A circulação diária de veículos de passeio e caminhões pelas rodovias que cruzam Três Lagoas reforça o alerta para a segurança no leste de Mato Grosso do Sul. O cenário é acompanhado por mortes recentes e por estatísticas estaduais que evidenciam o perigo nos principais corredores de transporte.
Na BR-158, um atropelamento vitimou Rosilene de Oliveira Franco, de 46 anos, no dia 13 de setembro, por volta das 18h10, próximo ao bairro Montanini. Dias antes, em 3 de setembro, o delegado aposentado Roberto José Medeiros, de 75 anos, morreu após uma colisão durante uma manobra de retorno na mesma rodovia, que também deixou duas mulheres feridas.
Investimentos e infraestrutura
O fluxo intenso de cargas também afeta a BR-262 e a MS-112. Segundo o Batalhão de Polícia Militar Rodoviária, as estradas estaduais somam ocorrências como 932 capotamentos, 823 saídas de pista, 689 tombamentos, 452 colisões traseiras, 387 colisões laterais e 356 colisões frontais.
Para tentar amenizar o problema na BR-262 e na BR-158, o Governo Federal remanejou R$ 33,9 milhões em setembro para o projeto do Anel Rodoviário de Três Lagoas, com gestão de recursos pelo DNIT, embora a obra dependa de etapas administrativas.

───

Suas instruções: Atualize o trecho do texto sobre as rodovias de Três Lagoas que começa com as palavras "A circulação diária" e termina com "corredores de transporte.", reescrevendo-o com "carretas" no lugar de "caminhões".

Dados fornecidos:
───

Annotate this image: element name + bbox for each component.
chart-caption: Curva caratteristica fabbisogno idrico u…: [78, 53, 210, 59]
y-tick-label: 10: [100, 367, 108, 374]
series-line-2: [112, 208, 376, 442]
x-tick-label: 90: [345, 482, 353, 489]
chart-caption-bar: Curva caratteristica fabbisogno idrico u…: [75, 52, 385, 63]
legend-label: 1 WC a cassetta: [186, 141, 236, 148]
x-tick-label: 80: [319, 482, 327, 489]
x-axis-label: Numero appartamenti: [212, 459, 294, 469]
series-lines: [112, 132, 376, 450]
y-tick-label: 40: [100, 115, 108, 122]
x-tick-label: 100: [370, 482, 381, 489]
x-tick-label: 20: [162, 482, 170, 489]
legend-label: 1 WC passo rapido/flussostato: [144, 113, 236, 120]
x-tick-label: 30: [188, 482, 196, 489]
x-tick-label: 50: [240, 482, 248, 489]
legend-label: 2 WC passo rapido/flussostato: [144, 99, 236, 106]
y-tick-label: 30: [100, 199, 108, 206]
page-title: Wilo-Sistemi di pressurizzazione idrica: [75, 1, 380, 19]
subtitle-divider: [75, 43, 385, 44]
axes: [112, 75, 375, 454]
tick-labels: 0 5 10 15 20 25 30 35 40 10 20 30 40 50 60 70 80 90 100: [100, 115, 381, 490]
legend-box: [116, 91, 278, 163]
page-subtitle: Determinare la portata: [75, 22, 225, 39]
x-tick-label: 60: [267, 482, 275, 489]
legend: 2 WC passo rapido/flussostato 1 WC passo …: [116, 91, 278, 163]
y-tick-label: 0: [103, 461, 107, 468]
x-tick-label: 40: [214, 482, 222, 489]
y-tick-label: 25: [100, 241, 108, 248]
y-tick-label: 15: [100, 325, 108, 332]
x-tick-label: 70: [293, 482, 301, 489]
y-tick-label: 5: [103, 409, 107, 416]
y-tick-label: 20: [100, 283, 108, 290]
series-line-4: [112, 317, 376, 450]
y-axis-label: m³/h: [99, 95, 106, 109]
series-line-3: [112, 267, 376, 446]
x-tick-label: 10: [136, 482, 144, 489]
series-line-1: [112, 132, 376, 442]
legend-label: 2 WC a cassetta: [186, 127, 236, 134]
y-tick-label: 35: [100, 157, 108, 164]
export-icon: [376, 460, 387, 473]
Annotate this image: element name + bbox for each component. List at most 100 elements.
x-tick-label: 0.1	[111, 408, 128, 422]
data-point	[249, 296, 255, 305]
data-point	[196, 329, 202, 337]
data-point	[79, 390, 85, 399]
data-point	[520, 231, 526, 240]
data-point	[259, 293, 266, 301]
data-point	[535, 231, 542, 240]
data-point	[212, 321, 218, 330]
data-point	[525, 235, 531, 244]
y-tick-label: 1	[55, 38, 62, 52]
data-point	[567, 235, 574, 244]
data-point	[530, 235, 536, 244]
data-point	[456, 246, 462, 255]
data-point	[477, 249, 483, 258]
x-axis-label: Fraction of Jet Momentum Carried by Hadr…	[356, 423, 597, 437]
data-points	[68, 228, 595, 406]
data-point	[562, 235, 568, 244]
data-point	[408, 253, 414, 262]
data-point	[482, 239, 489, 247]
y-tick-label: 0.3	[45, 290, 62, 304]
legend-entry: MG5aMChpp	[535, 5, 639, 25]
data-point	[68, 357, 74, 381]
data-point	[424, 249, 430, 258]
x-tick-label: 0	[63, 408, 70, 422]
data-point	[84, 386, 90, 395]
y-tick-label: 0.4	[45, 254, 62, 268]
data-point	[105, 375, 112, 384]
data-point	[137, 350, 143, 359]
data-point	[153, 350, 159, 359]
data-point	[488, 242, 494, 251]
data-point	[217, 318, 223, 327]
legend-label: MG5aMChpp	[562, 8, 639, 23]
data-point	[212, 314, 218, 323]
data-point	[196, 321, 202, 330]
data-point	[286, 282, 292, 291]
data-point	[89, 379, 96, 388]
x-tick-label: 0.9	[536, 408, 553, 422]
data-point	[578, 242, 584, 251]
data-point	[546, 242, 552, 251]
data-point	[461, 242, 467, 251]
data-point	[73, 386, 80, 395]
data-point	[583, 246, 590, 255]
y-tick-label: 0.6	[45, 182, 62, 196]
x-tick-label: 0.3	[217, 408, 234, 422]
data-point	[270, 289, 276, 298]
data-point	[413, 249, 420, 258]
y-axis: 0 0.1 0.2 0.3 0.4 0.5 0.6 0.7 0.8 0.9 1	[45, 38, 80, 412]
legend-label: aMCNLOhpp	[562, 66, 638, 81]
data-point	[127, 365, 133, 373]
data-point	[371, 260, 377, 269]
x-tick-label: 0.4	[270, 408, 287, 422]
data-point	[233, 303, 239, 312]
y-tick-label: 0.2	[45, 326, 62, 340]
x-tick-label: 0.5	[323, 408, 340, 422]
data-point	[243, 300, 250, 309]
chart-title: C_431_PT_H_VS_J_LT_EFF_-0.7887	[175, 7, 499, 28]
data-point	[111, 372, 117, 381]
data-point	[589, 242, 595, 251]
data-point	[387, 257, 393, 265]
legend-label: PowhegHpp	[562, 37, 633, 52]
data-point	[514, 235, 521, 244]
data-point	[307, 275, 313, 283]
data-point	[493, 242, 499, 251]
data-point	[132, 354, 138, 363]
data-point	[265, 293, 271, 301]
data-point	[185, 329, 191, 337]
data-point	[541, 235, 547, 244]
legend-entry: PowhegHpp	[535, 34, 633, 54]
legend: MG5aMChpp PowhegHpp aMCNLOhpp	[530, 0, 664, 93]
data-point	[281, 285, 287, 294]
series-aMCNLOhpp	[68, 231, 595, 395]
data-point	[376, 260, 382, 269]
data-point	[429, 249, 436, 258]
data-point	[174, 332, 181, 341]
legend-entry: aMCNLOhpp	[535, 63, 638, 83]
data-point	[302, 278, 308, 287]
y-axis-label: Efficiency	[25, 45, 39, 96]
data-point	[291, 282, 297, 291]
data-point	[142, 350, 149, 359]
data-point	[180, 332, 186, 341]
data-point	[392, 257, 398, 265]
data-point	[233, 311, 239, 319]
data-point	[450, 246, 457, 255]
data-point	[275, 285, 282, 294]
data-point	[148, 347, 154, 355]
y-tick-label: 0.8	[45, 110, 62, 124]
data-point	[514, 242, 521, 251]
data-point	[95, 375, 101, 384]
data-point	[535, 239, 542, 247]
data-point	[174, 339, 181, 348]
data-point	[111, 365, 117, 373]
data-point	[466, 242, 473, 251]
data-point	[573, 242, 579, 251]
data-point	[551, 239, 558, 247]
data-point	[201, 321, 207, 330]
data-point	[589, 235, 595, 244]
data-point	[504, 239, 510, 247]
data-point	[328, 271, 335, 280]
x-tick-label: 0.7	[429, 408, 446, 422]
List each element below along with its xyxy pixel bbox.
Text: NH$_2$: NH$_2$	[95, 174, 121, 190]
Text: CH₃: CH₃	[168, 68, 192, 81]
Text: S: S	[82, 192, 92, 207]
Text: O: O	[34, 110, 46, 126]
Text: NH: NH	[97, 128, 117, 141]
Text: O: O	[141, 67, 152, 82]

───

Solução:
A circulação diária de veículos de passeio e carretas pelas rodovias que cruzam Três Lagoas reforça o alerta para a segurança no leste de Mato Grosso do Sul. O cenário é acompanhado por mortes recentes e por estatísticas estaduais que evidenciam o perigo nos principais corredores de transporte.